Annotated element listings
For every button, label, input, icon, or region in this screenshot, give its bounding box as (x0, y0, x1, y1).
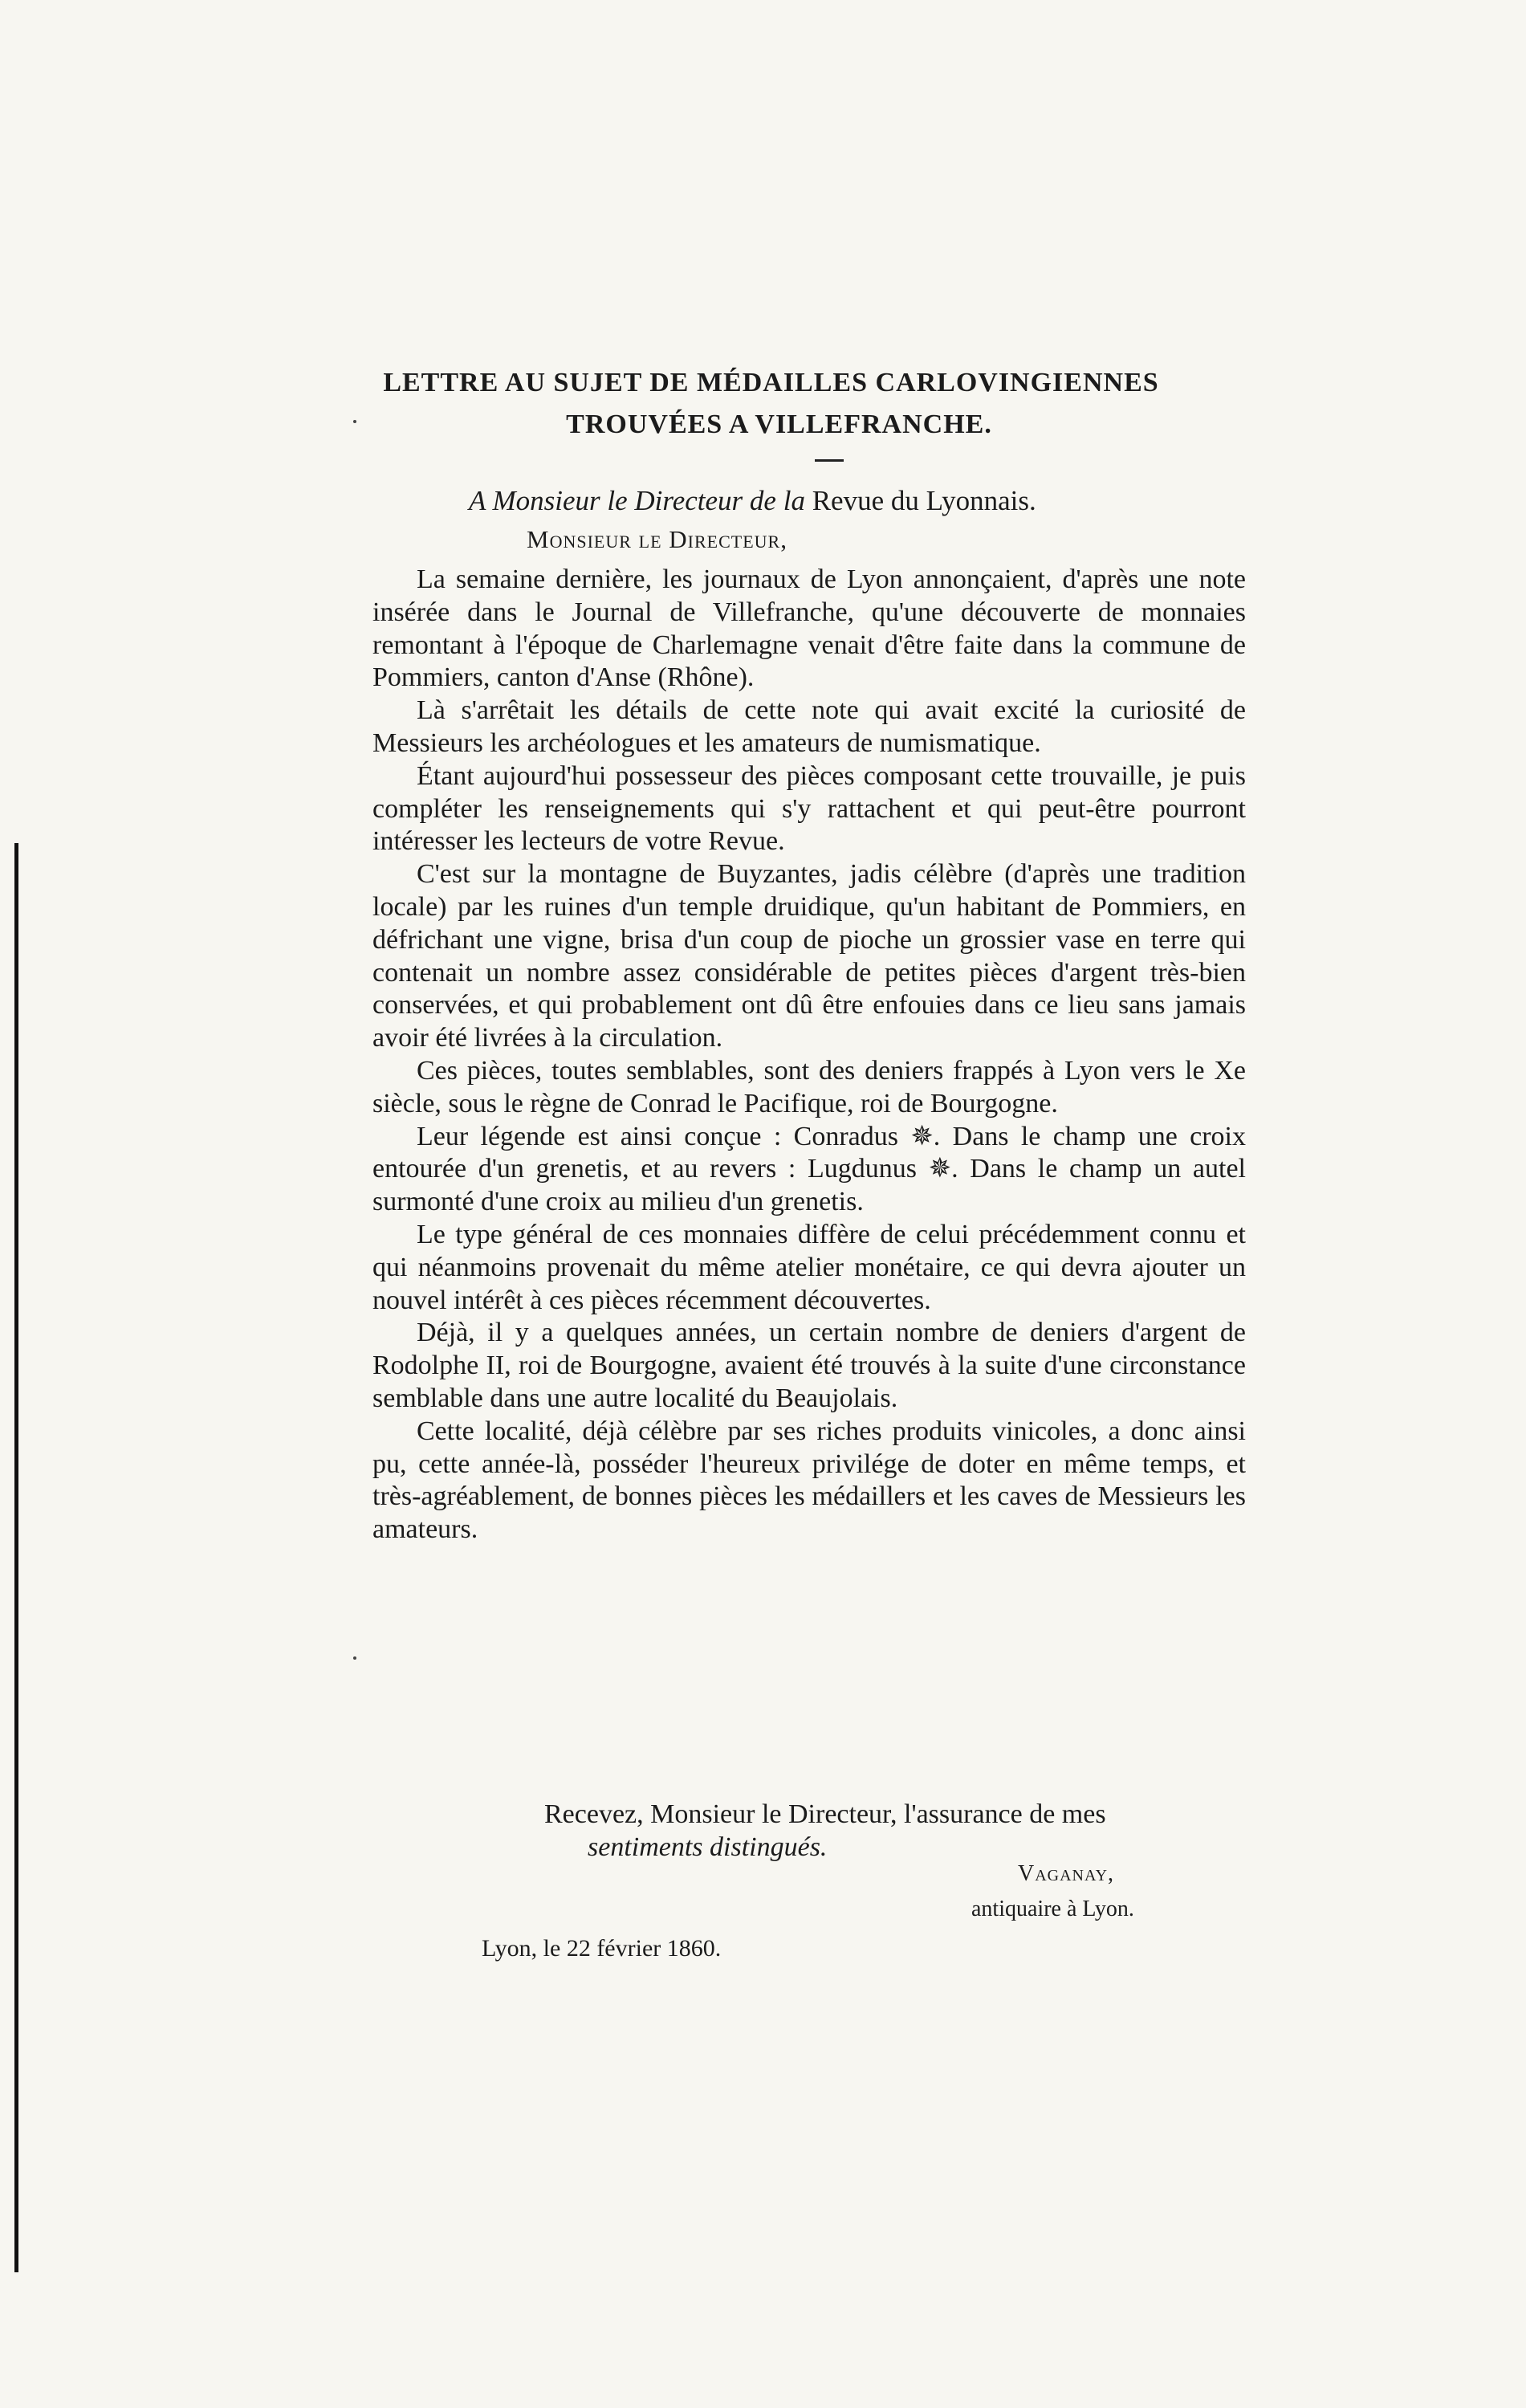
salutation: Monsieur le Directeur, (527, 525, 787, 553)
dateline: Lyon, le 22 février 1860. (482, 1935, 722, 1962)
paragraph: Étant aujourd'hui possesseur des pièces composant cette trouvaille, je puis compléter les renseignements qui s'y rattachent et qui peut-être pourront intéresser les lecteurs de votre Revue. (372, 760, 1246, 857)
paragraph: Déjà, il y a quelques années, un certain nombre de deniers d'argent de Rodolphe II, roi de Bourgogne, avaient été trouvés à la suite d'une circonstance semblable dans une autre localité du Beaujolais. (372, 1318, 1246, 1413)
signature: Vaganay, (1018, 1861, 1115, 1886)
closing-formula-line-1: Recevez, Monsieur le Directeur, l'assurance de mes (544, 1799, 1106, 1829)
page-edge-shadow (14, 843, 18, 2272)
signature-title: antiquaire à Lyon. (971, 1897, 1134, 1921)
paragraph: Là s'arrêtait les détails de cette note qui avait excité la curiosité de Messieurs les archéologues et les amateurs de numismatique. (372, 695, 1246, 758)
paragraph: Cette localité, déjà célèbre par ses riches produits vinicoles, a donc ainsi pu, cette année-là, posséder l'heureux privilége de doter en même temps, et très-agréablement, de bonnes pièces les médaillers et les caves de Messieurs les amateurs. (372, 1416, 1246, 1545)
paragraph: C'est sur la montagne de Buyzantes, jadis célèbre (d'après une tradition locale) par les ruines d'un temple druidique, qu'un habitant de Pommiers, en défrichant une vigne, brisa d'un coup de pioche un grossier vase en terre qui contenait un nombre assez considérable de petites pièces d'argent très-bien conservées, et qui probablement ont dû être enfouies dans ce lieu sans jamais avoir été livrées à la circulation. (372, 859, 1246, 1053)
letter-address (469, 485, 1036, 517)
closing-formula-line-2: sentiments distingués. (588, 1832, 828, 1862)
paragraph: Leur légende est ainsi conçue : Conradus ✵. Dans le champ une croix entourée d'un grenetis, et au revers : Lugdunus ✵. Dans le champ un autel surmonté d'une croix au milieu d'un grenetis. (372, 1121, 1246, 1217)
print-speck (353, 1656, 356, 1660)
title-separator-rule (815, 459, 844, 462)
article-title-line-2: TROUVÉES A VILLEFRANCHE. (566, 409, 992, 439)
paragraph: Ces pièces, toutes semblables, sont des deniers frappés à Lyon vers le Xe siècle, sous le règne de Conrad le Pacifique, roi de Bourgogne. (372, 1055, 1246, 1118)
address-journal: Revue du Lyonnais. (812, 485, 1036, 516)
paragraph: La semaine dernière, les journaux de Lyon annonçaient, d'après une note insérée dans le Journal de Villefranche, qu'une découverte de monnaies remontant à l'époque de Charlemagne venait d'être faite dans la commune de Pommiers, canton d'Anse (Rhône). (372, 564, 1246, 693)
paragraph: Le type général de ces monnaies diffère de celui précédemment connu et qui néanmoins provenait du même atelier monétaire, ce qui devra ajouter un nouvel intérêt à ces pièces récemment découvertes. (372, 1219, 1246, 1315)
article-title-line-1: LETTRE AU SUJET DE MÉDAILLES CARLOVINGIENNES (383, 368, 1159, 397)
address-italic: A Monsieur le Directeur de la (469, 485, 805, 516)
letter-body (372, 564, 1246, 1546)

Task objective:
Write out the whole listing above line for line, with no changes, and leave out the picture.

Written answer:
For every button, label, input, icon, or region in this screenshot, give its bounding box as (x0, y0, x1, y1).
salutation: Monsieur le Directeur, (527, 525, 787, 553)
dateline: Lyon, le 22 février 1860. (482, 1935, 722, 1962)
paragraph: Étant aujourd'hui possesseur des pièces composant cette trouvaille, je puis compléter les renseignements qui s'y rattachent et qui peut-être pourront intéresser les lecteurs de votre Revue. (372, 760, 1246, 857)
paragraph: Déjà, il y a quelques années, un certain nombre de deniers d'argent de Rodolphe II, roi de Bourgogne, avaient été trouvés à la suite d'une circonstance semblable dans une autre localité du Beaujolais. (372, 1318, 1246, 1413)
signature: Vaganay, (1018, 1861, 1115, 1886)
closing-formula-line-1: Recevez, Monsieur le Directeur, l'assurance de mes (544, 1799, 1106, 1829)
page-edge-shadow (14, 843, 18, 2272)
signature-title: antiquaire à Lyon. (971, 1897, 1134, 1921)
paragraph: Là s'arrêtait les détails de cette note qui avait excité la curiosité de Messieurs les archéologues et les amateurs de numismatique. (372, 695, 1246, 758)
paragraph: Cette localité, déjà célèbre par ses riches produits vinicoles, a donc ainsi pu, cette année-là, posséder l'heureux privilége de doter en même temps, et très-agréablement, de bonnes pièces les médaillers et les caves de Messieurs les amateurs. (372, 1416, 1246, 1545)
paragraph: C'est sur la montagne de Buyzantes, jadis célèbre (d'après une tradition locale) par les ruines d'un temple druidique, qu'un habitant de Pommiers, en défrichant une vigne, brisa d'un coup de pioche un grossier vase en terre qui contenait un nombre assez considérable de petites pièces d'argent très-bien conservées, et qui probablement ont dû être enfouies dans ce lieu sans jamais avoir été livrées à la circulation. (372, 859, 1246, 1053)
letter-address (469, 485, 1036, 517)
closing-formula-line-2: sentiments distingués. (588, 1832, 828, 1862)
paragraph: Leur légende est ainsi conçue : Conradus ✵. Dans le champ une croix entourée d'un grenetis, et au revers : Lugdunus ✵. Dans le champ un autel surmonté d'une croix au milieu d'un grenetis. (372, 1121, 1246, 1217)
print-speck (353, 1656, 356, 1660)
title-separator-rule (815, 459, 844, 462)
article-title-line-2: TROUVÉES A VILLEFRANCHE. (566, 409, 992, 439)
paragraph: Ces pièces, toutes semblables, sont des deniers frappés à Lyon vers le Xe siècle, sous le règne de Conrad le Pacifique, roi de Bourgogne. (372, 1055, 1246, 1118)
address-journal: Revue du Lyonnais. (812, 485, 1036, 516)
paragraph: La semaine dernière, les journaux de Lyon annonçaient, d'après une note insérée dans le Journal de Villefranche, qu'une découverte de monnaies remontant à l'époque de Charlemagne venait d'être faite dans la commune de Pommiers, canton d'Anse (Rhône). (372, 564, 1246, 693)
paragraph: Le type général de ces monnaies diffère de celui précédemment connu et qui néanmoins provenait du même atelier monétaire, ce qui devra ajouter un nouvel intérêt à ces pièces récemment découvertes. (372, 1219, 1246, 1315)
article-title-line-1: LETTRE AU SUJET DE MÉDAILLES CARLOVINGIENNES (383, 368, 1159, 397)
address-italic: A Monsieur le Directeur de la (469, 485, 805, 516)
letter-body (372, 564, 1246, 1546)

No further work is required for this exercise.